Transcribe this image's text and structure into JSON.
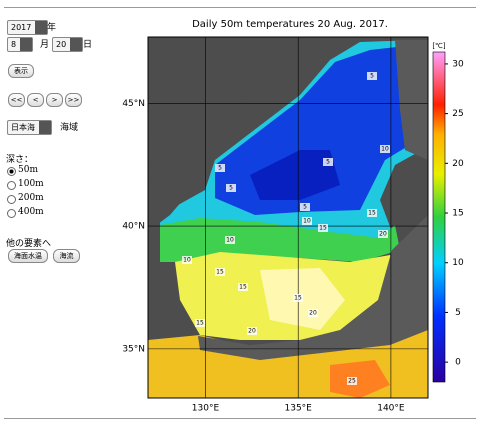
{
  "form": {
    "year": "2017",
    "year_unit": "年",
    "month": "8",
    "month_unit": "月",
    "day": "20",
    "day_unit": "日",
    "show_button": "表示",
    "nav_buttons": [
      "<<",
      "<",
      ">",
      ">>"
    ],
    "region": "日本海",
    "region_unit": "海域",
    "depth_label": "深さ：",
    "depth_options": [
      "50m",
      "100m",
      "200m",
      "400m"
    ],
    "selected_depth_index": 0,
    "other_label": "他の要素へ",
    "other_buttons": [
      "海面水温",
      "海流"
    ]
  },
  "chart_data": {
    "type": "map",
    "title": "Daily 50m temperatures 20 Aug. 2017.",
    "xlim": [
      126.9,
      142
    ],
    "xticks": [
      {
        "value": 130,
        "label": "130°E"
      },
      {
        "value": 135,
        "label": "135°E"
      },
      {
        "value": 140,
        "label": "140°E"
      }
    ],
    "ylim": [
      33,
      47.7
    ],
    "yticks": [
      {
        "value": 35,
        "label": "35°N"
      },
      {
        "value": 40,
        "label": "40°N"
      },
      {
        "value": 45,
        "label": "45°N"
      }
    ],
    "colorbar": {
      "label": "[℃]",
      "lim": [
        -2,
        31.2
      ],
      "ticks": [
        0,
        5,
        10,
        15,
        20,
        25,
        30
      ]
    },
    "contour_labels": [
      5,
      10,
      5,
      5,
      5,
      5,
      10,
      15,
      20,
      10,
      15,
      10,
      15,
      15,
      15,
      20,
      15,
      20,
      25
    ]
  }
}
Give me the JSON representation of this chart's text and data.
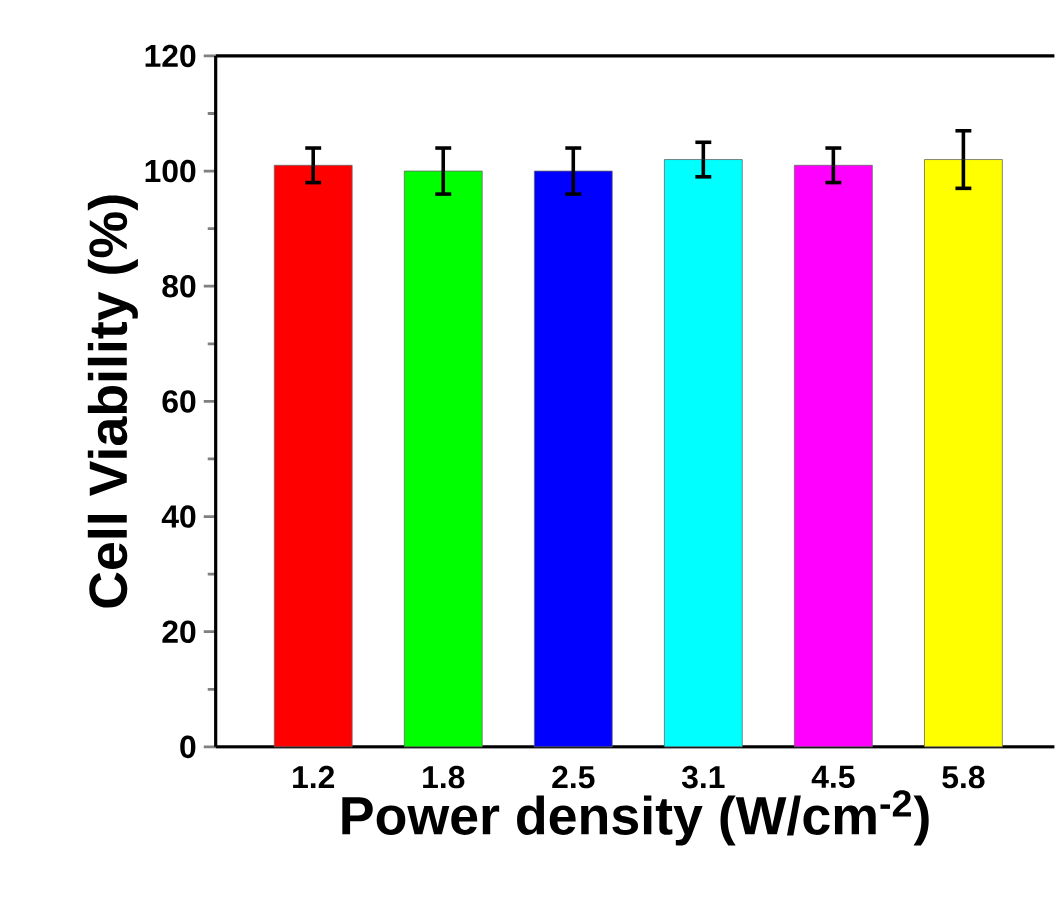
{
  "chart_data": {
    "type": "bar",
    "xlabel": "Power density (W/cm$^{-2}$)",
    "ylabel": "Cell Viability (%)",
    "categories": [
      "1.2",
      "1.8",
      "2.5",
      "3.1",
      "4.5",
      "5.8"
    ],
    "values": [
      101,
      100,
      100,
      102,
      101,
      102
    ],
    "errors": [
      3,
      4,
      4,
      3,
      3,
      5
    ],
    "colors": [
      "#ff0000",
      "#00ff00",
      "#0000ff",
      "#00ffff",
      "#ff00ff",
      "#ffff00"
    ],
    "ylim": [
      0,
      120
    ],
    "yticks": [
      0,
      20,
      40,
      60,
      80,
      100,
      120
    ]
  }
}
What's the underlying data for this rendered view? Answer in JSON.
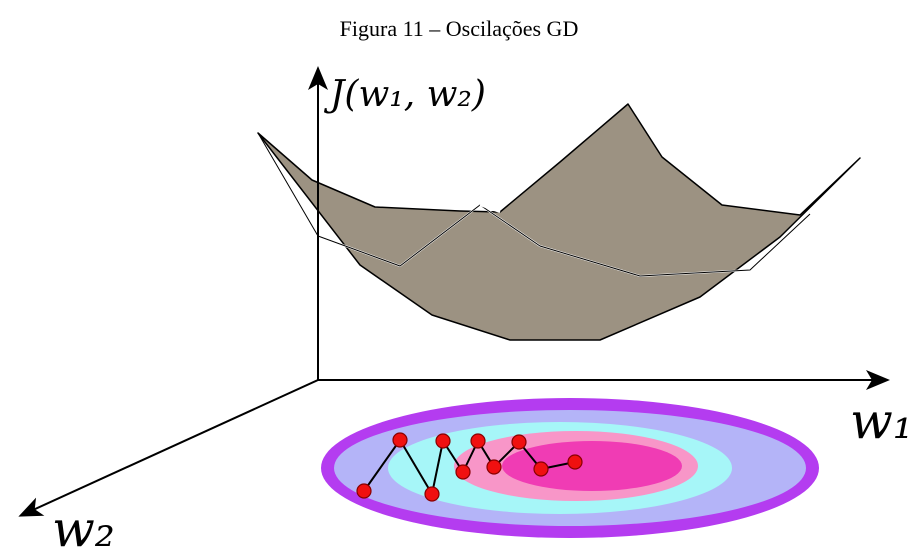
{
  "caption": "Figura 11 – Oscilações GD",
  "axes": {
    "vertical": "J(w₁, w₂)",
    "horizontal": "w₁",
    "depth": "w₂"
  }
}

#####

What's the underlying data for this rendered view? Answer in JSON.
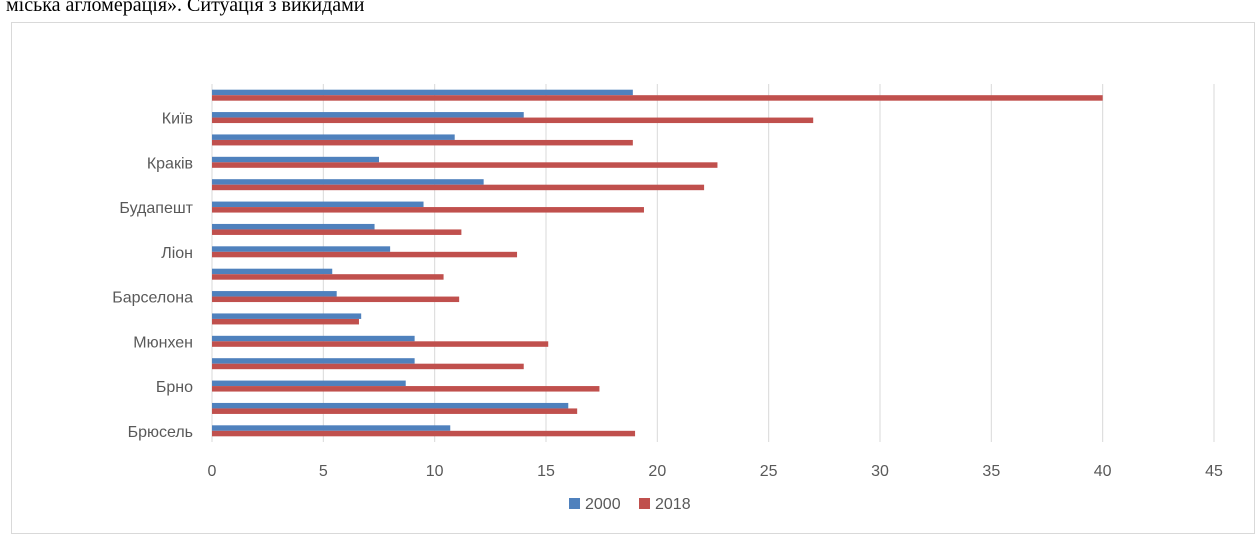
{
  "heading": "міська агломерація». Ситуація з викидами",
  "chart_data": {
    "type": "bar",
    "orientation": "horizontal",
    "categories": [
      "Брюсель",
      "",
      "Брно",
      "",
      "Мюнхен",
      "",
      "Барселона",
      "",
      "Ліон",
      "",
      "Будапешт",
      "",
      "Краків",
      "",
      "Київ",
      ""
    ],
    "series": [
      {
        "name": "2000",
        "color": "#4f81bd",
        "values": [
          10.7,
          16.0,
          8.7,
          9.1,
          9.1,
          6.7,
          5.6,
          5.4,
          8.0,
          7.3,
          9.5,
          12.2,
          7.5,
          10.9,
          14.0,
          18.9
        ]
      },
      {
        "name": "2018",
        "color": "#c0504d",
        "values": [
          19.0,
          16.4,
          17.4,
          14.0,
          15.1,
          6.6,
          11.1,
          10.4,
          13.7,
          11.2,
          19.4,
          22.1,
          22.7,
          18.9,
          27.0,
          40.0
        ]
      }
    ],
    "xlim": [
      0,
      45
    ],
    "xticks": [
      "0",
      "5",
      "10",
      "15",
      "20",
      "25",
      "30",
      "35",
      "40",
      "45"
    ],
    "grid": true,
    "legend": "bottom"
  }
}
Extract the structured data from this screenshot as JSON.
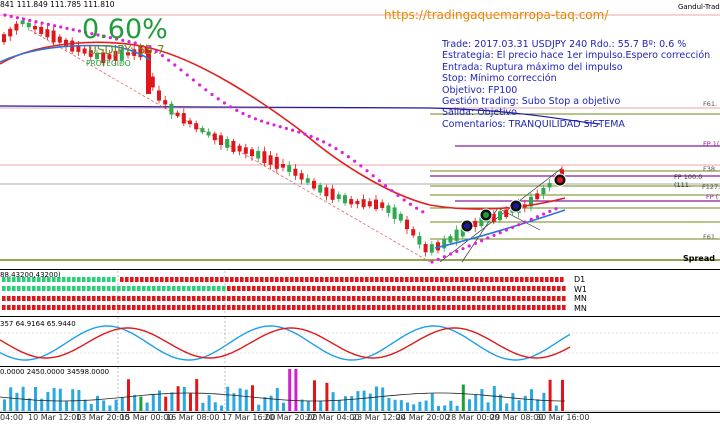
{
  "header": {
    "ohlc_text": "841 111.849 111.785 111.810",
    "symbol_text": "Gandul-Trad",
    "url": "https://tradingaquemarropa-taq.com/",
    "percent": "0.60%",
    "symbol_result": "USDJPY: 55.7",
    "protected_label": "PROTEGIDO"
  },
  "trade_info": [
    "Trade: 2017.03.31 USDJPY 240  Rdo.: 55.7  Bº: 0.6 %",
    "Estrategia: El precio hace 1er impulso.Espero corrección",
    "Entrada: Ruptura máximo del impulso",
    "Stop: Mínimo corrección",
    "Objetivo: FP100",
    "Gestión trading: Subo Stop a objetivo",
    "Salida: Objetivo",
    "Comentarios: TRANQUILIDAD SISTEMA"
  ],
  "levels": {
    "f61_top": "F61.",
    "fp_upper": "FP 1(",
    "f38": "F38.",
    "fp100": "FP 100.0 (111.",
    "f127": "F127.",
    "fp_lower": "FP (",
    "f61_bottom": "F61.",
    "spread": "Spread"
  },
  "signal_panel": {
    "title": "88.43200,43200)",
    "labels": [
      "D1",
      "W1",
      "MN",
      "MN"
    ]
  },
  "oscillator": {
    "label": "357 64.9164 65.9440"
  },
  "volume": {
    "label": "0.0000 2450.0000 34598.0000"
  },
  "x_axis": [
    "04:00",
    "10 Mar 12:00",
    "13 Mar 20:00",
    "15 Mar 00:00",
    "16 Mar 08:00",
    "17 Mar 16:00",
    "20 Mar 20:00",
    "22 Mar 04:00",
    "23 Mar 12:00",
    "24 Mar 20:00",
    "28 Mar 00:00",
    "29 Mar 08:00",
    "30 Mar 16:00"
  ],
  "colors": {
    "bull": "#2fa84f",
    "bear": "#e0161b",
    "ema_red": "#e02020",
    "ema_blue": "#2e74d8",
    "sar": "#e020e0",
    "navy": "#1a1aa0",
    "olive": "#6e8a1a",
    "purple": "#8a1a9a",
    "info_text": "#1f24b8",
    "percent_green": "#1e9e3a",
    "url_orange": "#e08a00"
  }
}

#####

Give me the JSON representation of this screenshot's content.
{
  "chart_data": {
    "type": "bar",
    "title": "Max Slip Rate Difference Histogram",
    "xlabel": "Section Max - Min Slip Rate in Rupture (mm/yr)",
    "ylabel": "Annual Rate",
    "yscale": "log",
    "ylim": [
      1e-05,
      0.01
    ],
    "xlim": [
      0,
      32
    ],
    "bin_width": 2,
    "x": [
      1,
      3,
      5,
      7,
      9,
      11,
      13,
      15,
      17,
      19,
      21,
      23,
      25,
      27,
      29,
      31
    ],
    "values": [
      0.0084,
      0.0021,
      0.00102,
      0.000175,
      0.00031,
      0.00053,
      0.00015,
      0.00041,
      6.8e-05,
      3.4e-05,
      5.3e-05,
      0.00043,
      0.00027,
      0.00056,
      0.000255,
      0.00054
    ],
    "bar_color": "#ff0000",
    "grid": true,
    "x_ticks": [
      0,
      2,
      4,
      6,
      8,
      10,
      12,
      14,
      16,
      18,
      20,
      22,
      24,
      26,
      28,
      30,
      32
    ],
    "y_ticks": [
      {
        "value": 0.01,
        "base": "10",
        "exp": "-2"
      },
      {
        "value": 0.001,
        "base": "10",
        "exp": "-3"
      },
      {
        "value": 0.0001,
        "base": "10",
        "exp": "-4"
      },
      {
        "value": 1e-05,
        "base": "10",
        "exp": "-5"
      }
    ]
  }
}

#####

> TASK INSTRUCTIONS
From the data above, copy each line that holds "screenshot".

> PROBLEM SOLUTION
Extract the structured data from this screenshot as JSON.
Give me the JSON representation of this screenshot's content.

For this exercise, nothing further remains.